INPUT RECORDS>

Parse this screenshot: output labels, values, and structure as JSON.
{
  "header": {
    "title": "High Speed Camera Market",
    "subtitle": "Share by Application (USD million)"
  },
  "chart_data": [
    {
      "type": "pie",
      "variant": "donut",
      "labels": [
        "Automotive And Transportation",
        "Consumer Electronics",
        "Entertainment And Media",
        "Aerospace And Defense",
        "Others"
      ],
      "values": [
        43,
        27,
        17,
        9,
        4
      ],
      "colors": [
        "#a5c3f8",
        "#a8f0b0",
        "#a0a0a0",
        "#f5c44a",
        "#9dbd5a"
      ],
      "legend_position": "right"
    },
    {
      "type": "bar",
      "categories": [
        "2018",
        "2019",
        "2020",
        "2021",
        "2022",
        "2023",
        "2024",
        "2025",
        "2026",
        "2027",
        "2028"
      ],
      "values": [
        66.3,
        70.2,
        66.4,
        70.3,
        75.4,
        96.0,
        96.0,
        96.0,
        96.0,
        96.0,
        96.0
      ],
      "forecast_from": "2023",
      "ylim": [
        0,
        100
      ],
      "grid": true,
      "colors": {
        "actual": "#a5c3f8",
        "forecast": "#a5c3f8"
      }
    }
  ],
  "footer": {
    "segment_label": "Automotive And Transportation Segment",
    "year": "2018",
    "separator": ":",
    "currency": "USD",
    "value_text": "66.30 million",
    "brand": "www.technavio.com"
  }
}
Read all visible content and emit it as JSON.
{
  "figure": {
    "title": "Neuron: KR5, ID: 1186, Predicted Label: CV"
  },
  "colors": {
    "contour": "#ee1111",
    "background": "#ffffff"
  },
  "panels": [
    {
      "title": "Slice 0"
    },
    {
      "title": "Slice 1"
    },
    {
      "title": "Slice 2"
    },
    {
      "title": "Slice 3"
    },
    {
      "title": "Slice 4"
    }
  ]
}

WHAT TO PRODUCE> Repeat the data above exactly.

RESPONSE TO THIS EXERCISE>
Parse this screenshot: output labels, values, and structure as JSON.
{
  "header": {
    "title": "High Speed Camera Market",
    "subtitle": "Share by Application (USD million)"
  },
  "chart_data": [
    {
      "type": "pie",
      "variant": "donut",
      "labels": [
        "Automotive And Transportation",
        "Consumer Electronics",
        "Entertainment And Media",
        "Aerospace And Defense",
        "Others"
      ],
      "values": [
        43,
        27,
        17,
        9,
        4
      ],
      "colors": [
        "#a5c3f8",
        "#a8f0b0",
        "#a0a0a0",
        "#f5c44a",
        "#9dbd5a"
      ],
      "legend_position": "right"
    },
    {
      "type": "bar",
      "categories": [
        "2018",
        "2019",
        "2020",
        "2021",
        "2022",
        "2023",
        "2024",
        "2025",
        "2026",
        "2027",
        "2028"
      ],
      "values": [
        66.3,
        70.2,
        66.4,
        70.3,
        75.4,
        96.0,
        96.0,
        96.0,
        96.0,
        96.0,
        96.0
      ],
      "forecast_from": "2023",
      "ylim": [
        0,
        100
      ],
      "grid": true,
      "colors": {
        "actual": "#a5c3f8",
        "forecast": "#a5c3f8"
      }
    }
  ],
  "footer": {
    "segment_label": "Automotive And Transportation Segment",
    "year": "2018",
    "separator": ":",
    "currency": "USD",
    "value_text": "66.30 million",
    "brand": "www.technavio.com"
  }
}
Read all visible content and emit it as JSON.
{
  "figure": {
    "title": "Neuron: KR5, ID: 1186, Predicted Label: CV"
  },
  "colors": {
    "contour": "#ee1111",
    "background": "#ffffff"
  },
  "panels": [
    {
      "title": "Slice 0"
    },
    {
      "title": "Slice 1"
    },
    {
      "title": "Slice 2"
    },
    {
      "title": "Slice 3"
    },
    {
      "title": "Slice 4"
    }
  ]
}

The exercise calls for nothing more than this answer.